Exactly as they appear, output all of the entries.

--- Start of Dataset rows ---

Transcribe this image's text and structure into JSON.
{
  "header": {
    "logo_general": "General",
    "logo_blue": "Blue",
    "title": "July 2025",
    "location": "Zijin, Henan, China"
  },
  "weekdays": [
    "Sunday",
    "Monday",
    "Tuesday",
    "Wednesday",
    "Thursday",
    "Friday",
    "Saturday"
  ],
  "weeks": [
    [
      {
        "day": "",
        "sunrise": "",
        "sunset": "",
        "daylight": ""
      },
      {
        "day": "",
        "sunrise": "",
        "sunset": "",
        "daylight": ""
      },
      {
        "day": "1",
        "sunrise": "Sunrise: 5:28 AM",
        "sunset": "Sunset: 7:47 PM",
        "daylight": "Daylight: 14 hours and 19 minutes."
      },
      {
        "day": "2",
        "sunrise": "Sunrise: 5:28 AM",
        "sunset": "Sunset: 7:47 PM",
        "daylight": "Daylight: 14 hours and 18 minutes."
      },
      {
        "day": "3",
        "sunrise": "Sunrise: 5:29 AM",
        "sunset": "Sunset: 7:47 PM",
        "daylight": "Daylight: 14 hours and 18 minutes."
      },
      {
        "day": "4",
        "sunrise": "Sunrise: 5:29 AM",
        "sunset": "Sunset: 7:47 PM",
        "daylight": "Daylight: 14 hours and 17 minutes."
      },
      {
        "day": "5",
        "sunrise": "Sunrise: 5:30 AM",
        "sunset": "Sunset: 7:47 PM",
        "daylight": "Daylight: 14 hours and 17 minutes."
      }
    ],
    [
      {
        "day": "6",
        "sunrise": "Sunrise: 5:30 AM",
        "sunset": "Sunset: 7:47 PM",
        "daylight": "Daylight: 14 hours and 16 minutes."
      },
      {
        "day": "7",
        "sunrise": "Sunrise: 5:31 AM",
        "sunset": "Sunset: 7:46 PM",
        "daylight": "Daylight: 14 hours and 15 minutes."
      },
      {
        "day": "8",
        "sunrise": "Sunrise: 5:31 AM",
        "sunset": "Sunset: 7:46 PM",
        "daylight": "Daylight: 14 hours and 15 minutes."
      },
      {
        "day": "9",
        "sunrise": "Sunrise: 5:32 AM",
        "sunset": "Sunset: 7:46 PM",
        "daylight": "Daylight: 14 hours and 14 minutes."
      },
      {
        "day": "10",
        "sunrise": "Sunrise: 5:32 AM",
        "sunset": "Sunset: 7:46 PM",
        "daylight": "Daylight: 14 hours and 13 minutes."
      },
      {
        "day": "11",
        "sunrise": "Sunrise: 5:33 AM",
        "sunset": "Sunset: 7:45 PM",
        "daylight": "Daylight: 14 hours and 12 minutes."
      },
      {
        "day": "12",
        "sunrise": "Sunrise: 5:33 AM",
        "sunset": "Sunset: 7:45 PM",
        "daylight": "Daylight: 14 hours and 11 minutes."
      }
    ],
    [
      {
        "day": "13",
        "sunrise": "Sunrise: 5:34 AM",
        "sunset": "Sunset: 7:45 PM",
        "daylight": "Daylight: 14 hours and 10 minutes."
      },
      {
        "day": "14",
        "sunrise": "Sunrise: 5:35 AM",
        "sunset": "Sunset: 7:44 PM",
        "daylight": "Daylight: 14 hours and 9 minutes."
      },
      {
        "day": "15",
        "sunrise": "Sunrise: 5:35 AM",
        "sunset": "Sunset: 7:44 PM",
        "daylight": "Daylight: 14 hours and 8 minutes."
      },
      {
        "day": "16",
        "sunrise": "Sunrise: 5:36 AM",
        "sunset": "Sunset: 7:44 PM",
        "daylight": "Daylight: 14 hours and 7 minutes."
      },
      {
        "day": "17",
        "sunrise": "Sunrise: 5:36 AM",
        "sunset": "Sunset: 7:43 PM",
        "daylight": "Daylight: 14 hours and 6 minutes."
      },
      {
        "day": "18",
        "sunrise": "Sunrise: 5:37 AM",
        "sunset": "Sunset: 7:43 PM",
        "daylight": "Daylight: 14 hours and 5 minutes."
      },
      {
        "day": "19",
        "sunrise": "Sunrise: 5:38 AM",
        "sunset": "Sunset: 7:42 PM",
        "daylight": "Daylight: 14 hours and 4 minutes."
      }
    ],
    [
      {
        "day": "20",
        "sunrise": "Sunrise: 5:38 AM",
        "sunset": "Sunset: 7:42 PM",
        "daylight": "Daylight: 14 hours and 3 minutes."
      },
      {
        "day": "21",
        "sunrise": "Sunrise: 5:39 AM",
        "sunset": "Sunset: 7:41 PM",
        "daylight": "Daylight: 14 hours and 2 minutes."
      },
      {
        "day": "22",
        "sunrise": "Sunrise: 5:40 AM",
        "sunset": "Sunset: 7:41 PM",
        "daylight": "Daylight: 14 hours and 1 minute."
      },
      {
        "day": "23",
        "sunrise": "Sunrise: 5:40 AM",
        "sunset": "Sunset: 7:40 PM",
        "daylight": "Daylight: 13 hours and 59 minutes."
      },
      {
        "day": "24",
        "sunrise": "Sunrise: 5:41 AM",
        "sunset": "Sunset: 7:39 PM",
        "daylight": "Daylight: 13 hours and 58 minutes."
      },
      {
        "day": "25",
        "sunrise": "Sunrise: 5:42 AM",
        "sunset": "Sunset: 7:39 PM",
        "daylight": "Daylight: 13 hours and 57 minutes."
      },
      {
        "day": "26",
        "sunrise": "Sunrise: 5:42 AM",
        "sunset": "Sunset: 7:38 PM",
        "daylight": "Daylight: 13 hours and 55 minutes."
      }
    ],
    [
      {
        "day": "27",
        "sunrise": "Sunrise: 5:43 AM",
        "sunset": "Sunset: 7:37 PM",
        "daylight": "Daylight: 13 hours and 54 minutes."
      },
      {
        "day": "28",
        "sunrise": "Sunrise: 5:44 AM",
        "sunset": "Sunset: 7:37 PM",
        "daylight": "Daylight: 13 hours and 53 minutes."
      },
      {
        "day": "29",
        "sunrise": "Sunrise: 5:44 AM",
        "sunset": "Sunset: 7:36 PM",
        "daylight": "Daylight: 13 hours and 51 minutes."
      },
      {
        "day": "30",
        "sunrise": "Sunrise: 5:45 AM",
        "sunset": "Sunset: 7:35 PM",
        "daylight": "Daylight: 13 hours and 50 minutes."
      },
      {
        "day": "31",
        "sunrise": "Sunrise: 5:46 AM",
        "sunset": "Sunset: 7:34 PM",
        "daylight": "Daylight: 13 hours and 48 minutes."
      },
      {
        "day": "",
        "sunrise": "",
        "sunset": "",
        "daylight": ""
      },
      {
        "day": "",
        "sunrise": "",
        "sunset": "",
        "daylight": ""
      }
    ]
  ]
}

--- End of Dataset rows ---

▸ **Worked solution**:
Transcribe this image's text and structure into JSON.
{
  "header": {
    "logo_general": "General",
    "logo_blue": "Blue",
    "title": "July 2025",
    "location": "Zijin, Henan, China"
  },
  "weekdays": [
    "Sunday",
    "Monday",
    "Tuesday",
    "Wednesday",
    "Thursday",
    "Friday",
    "Saturday"
  ],
  "weeks": [
    [
      {
        "day": "",
        "sunrise": "",
        "sunset": "",
        "daylight": ""
      },
      {
        "day": "",
        "sunrise": "",
        "sunset": "",
        "daylight": ""
      },
      {
        "day": "1",
        "sunrise": "Sunrise: 5:28 AM",
        "sunset": "Sunset: 7:47 PM",
        "daylight": "Daylight: 14 hours and 19 minutes."
      },
      {
        "day": "2",
        "sunrise": "Sunrise: 5:28 AM",
        "sunset": "Sunset: 7:47 PM",
        "daylight": "Daylight: 14 hours and 18 minutes."
      },
      {
        "day": "3",
        "sunrise": "Sunrise: 5:29 AM",
        "sunset": "Sunset: 7:47 PM",
        "daylight": "Daylight: 14 hours and 18 minutes."
      },
      {
        "day": "4",
        "sunrise": "Sunrise: 5:29 AM",
        "sunset": "Sunset: 7:47 PM",
        "daylight": "Daylight: 14 hours and 17 minutes."
      },
      {
        "day": "5",
        "sunrise": "Sunrise: 5:30 AM",
        "sunset": "Sunset: 7:47 PM",
        "daylight": "Daylight: 14 hours and 17 minutes."
      }
    ],
    [
      {
        "day": "6",
        "sunrise": "Sunrise: 5:30 AM",
        "sunset": "Sunset: 7:47 PM",
        "daylight": "Daylight: 14 hours and 16 minutes."
      },
      {
        "day": "7",
        "sunrise": "Sunrise: 5:31 AM",
        "sunset": "Sunset: 7:46 PM",
        "daylight": "Daylight: 14 hours and 15 minutes."
      },
      {
        "day": "8",
        "sunrise": "Sunrise: 5:31 AM",
        "sunset": "Sunset: 7:46 PM",
        "daylight": "Daylight: 14 hours and 15 minutes."
      },
      {
        "day": "9",
        "sunrise": "Sunrise: 5:32 AM",
        "sunset": "Sunset: 7:46 PM",
        "daylight": "Daylight: 14 hours and 14 minutes."
      },
      {
        "day": "10",
        "sunrise": "Sunrise: 5:32 AM",
        "sunset": "Sunset: 7:46 PM",
        "daylight": "Daylight: 14 hours and 13 minutes."
      },
      {
        "day": "11",
        "sunrise": "Sunrise: 5:33 AM",
        "sunset": "Sunset: 7:45 PM",
        "daylight": "Daylight: 14 hours and 12 minutes."
      },
      {
        "day": "12",
        "sunrise": "Sunrise: 5:33 AM",
        "sunset": "Sunset: 7:45 PM",
        "daylight": "Daylight: 14 hours and 11 minutes."
      }
    ],
    [
      {
        "day": "13",
        "sunrise": "Sunrise: 5:34 AM",
        "sunset": "Sunset: 7:45 PM",
        "daylight": "Daylight: 14 hours and 10 minutes."
      },
      {
        "day": "14",
        "sunrise": "Sunrise: 5:35 AM",
        "sunset": "Sunset: 7:44 PM",
        "daylight": "Daylight: 14 hours and 9 minutes."
      },
      {
        "day": "15",
        "sunrise": "Sunrise: 5:35 AM",
        "sunset": "Sunset: 7:44 PM",
        "daylight": "Daylight: 14 hours and 8 minutes."
      },
      {
        "day": "16",
        "sunrise": "Sunrise: 5:36 AM",
        "sunset": "Sunset: 7:44 PM",
        "daylight": "Daylight: 14 hours and 7 minutes."
      },
      {
        "day": "17",
        "sunrise": "Sunrise: 5:36 AM",
        "sunset": "Sunset: 7:43 PM",
        "daylight": "Daylight: 14 hours and 6 minutes."
      },
      {
        "day": "18",
        "sunrise": "Sunrise: 5:37 AM",
        "sunset": "Sunset: 7:43 PM",
        "daylight": "Daylight: 14 hours and 5 minutes."
      },
      {
        "day": "19",
        "sunrise": "Sunrise: 5:38 AM",
        "sunset": "Sunset: 7:42 PM",
        "daylight": "Daylight: 14 hours and 4 minutes."
      }
    ],
    [
      {
        "day": "20",
        "sunrise": "Sunrise: 5:38 AM",
        "sunset": "Sunset: 7:42 PM",
        "daylight": "Daylight: 14 hours and 3 minutes."
      },
      {
        "day": "21",
        "sunrise": "Sunrise: 5:39 AM",
        "sunset": "Sunset: 7:41 PM",
        "daylight": "Daylight: 14 hours and 2 minutes."
      },
      {
        "day": "22",
        "sunrise": "Sunrise: 5:40 AM",
        "sunset": "Sunset: 7:41 PM",
        "daylight": "Daylight: 14 hours and 1 minute."
      },
      {
        "day": "23",
        "sunrise": "Sunrise: 5:40 AM",
        "sunset": "Sunset: 7:40 PM",
        "daylight": "Daylight: 13 hours and 59 minutes."
      },
      {
        "day": "24",
        "sunrise": "Sunrise: 5:41 AM",
        "sunset": "Sunset: 7:39 PM",
        "daylight": "Daylight: 13 hours and 58 minutes."
      },
      {
        "day": "25",
        "sunrise": "Sunrise: 5:42 AM",
        "sunset": "Sunset: 7:39 PM",
        "daylight": "Daylight: 13 hours and 57 minutes."
      },
      {
        "day": "26",
        "sunrise": "Sunrise: 5:42 AM",
        "sunset": "Sunset: 7:38 PM",
        "daylight": "Daylight: 13 hours and 55 minutes."
      }
    ],
    [
      {
        "day": "27",
        "sunrise": "Sunrise: 5:43 AM",
        "sunset": "Sunset: 7:37 PM",
        "daylight": "Daylight: 13 hours and 54 minutes."
      },
      {
        "day": "28",
        "sunrise": "Sunrise: 5:44 AM",
        "sunset": "Sunset: 7:37 PM",
        "daylight": "Daylight: 13 hours and 53 minutes."
      },
      {
        "day": "29",
        "sunrise": "Sunrise: 5:44 AM",
        "sunset": "Sunset: 7:36 PM",
        "daylight": "Daylight: 13 hours and 51 minutes."
      },
      {
        "day": "30",
        "sunrise": "Sunrise: 5:45 AM",
        "sunset": "Sunset: 7:35 PM",
        "daylight": "Daylight: 13 hours and 50 minutes."
      },
      {
        "day": "31",
        "sunrise": "Sunrise: 5:46 AM",
        "sunset": "Sunset: 7:34 PM",
        "daylight": "Daylight: 13 hours and 48 minutes."
      },
      {
        "day": "",
        "sunrise": "",
        "sunset": "",
        "daylight": ""
      },
      {
        "day": "",
        "sunrise": "",
        "sunset": "",
        "daylight": ""
      }
    ]
  ]
}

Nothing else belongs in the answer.